Spot every line with the word "Another" and return it.

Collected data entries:
[BEGIN]

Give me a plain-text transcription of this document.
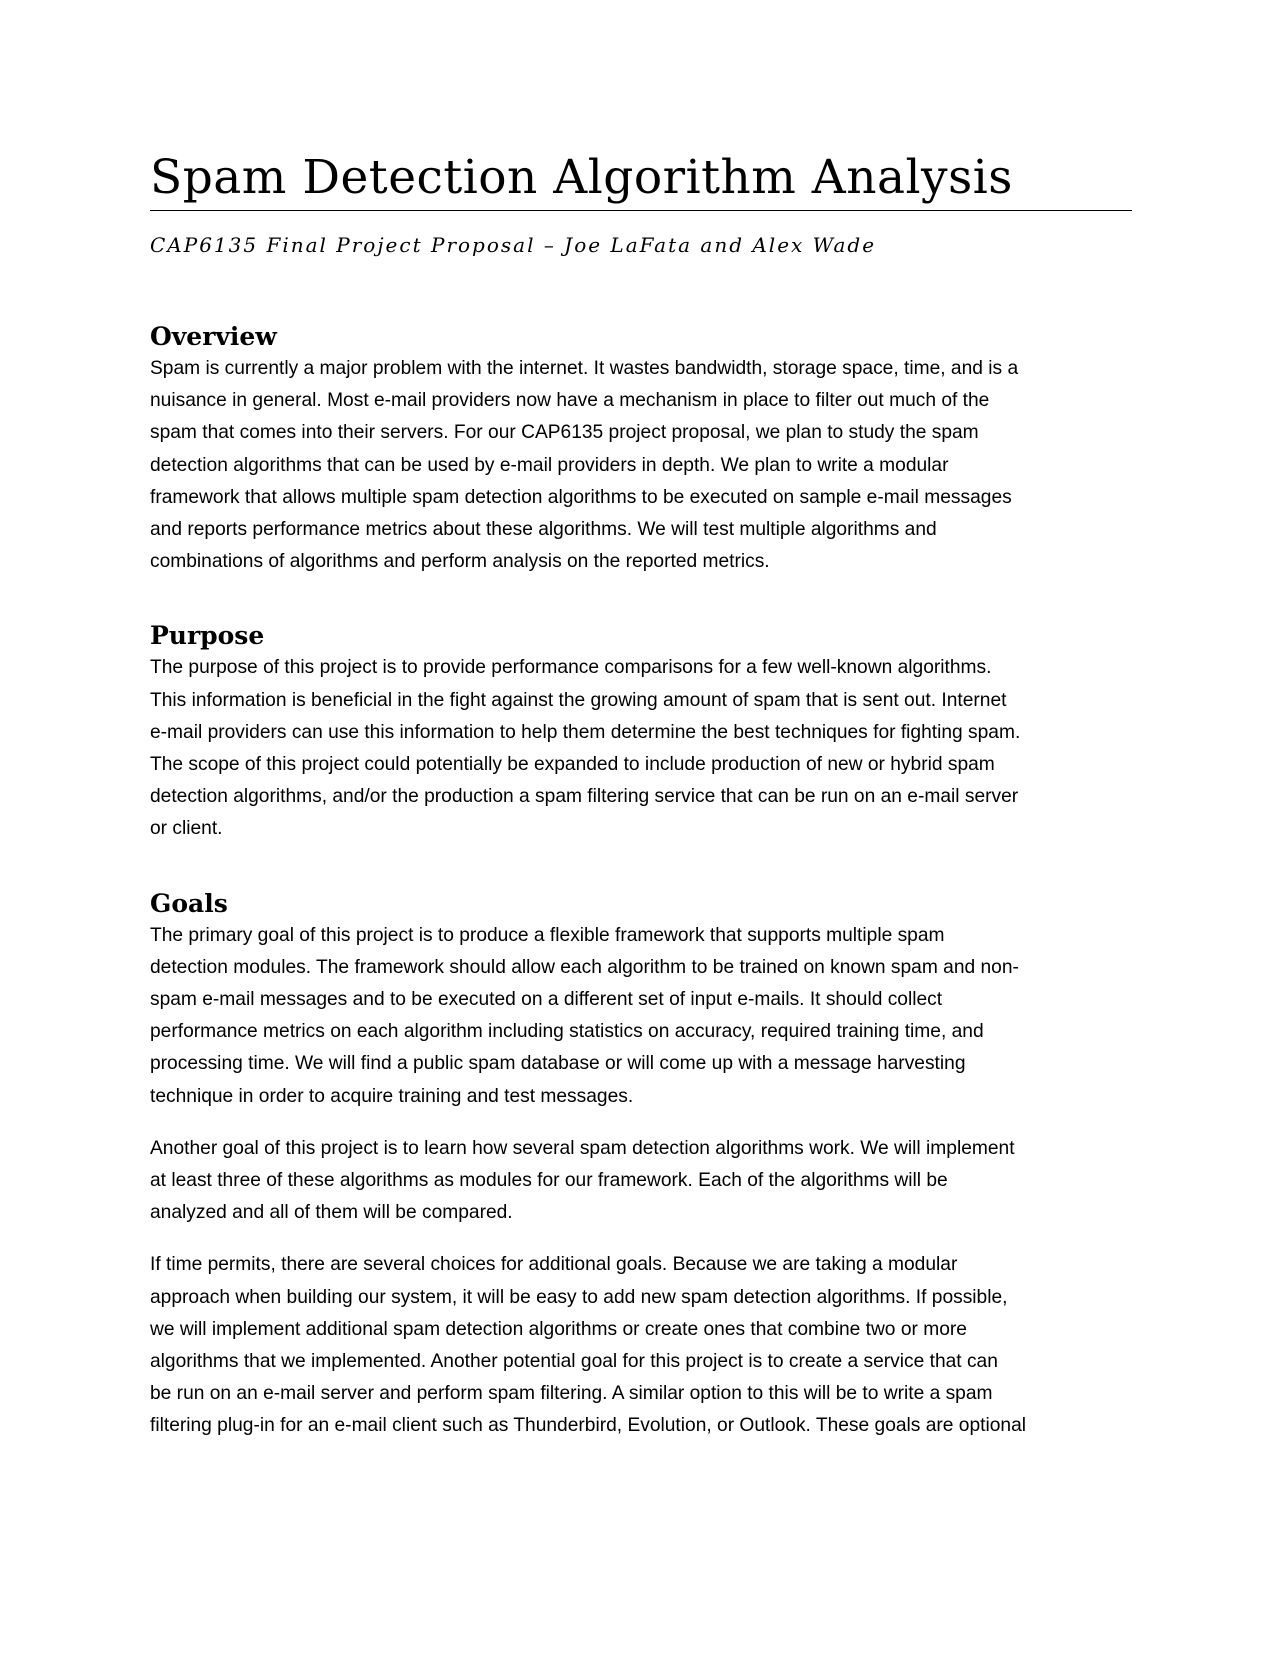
Spam Detection Algorithm Analysis
CAP6135 Final Project Proposal – Joe LaFata and Alex Wade
Overview

Spam is currently a major problem with the internet. It wastes bandwidth, storage space, time, and is a
nuisance in general. Most e-mail providers now have a mechanism in place to filter out much of the
spam that comes into their servers. For our CAP6135 project proposal, we plan to study the spam
detection algorithms that can be used by e-mail providers in depth. We plan to write a modular
framework that allows multiple spam detection algorithms to be executed on sample e-mail messages
and reports performance metrics about these algorithms. We will test multiple algorithms and
combinations of algorithms and perform analysis on the reported metrics.

Purpose

The purpose of this project is to provide performance comparisons for a few well-known algorithms.
This information is beneficial in the fight against the growing amount of spam that is sent out. Internet
e-mail providers can use this information to help them determine the best techniques for fighting spam.
The scope of this project could potentially be expanded to include production of new or hybrid spam
detection algorithms, and/or the production a spam filtering service that can be run on an e-mail server
or client.

Goals

The primary goal of this project is to produce a flexible framework that supports multiple spam
detection modules. The framework should allow each algorithm to be trained on known spam and non-
spam e-mail messages and to be executed on a different set of input e-mails. It should collect
performance metrics on each algorithm including statistics on accuracy, required training time, and
processing time. We will find a public spam database or will come up with a message harvesting
technique in order to acquire training and test messages.

Another goal of this project is to learn how several spam detection algorithms work. We will implement
at least three of these algorithms as modules for our framework. Each of the algorithms will be
analyzed and all of them will be compared.

If time permits, there are several choices for additional goals. Because we are taking a modular
approach when building our system, it will be easy to add new spam detection algorithms. If possible,
we will implement additional spam detection algorithms or create ones that combine two or more
algorithms that we implemented. Another potential goal for this project is to create a service that can
be run on an e-mail server and perform spam filtering. A similar option to this will be to write a spam
filtering plug-in for an e-mail client such as Thunderbird, Evolution, or Outlook. These goals are optional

[END]

### Task output
Another goal of this project is to learn how several spam detection algorithms work. We will implement
algorithms that we implemented. Another potential goal for this project is to create a service that can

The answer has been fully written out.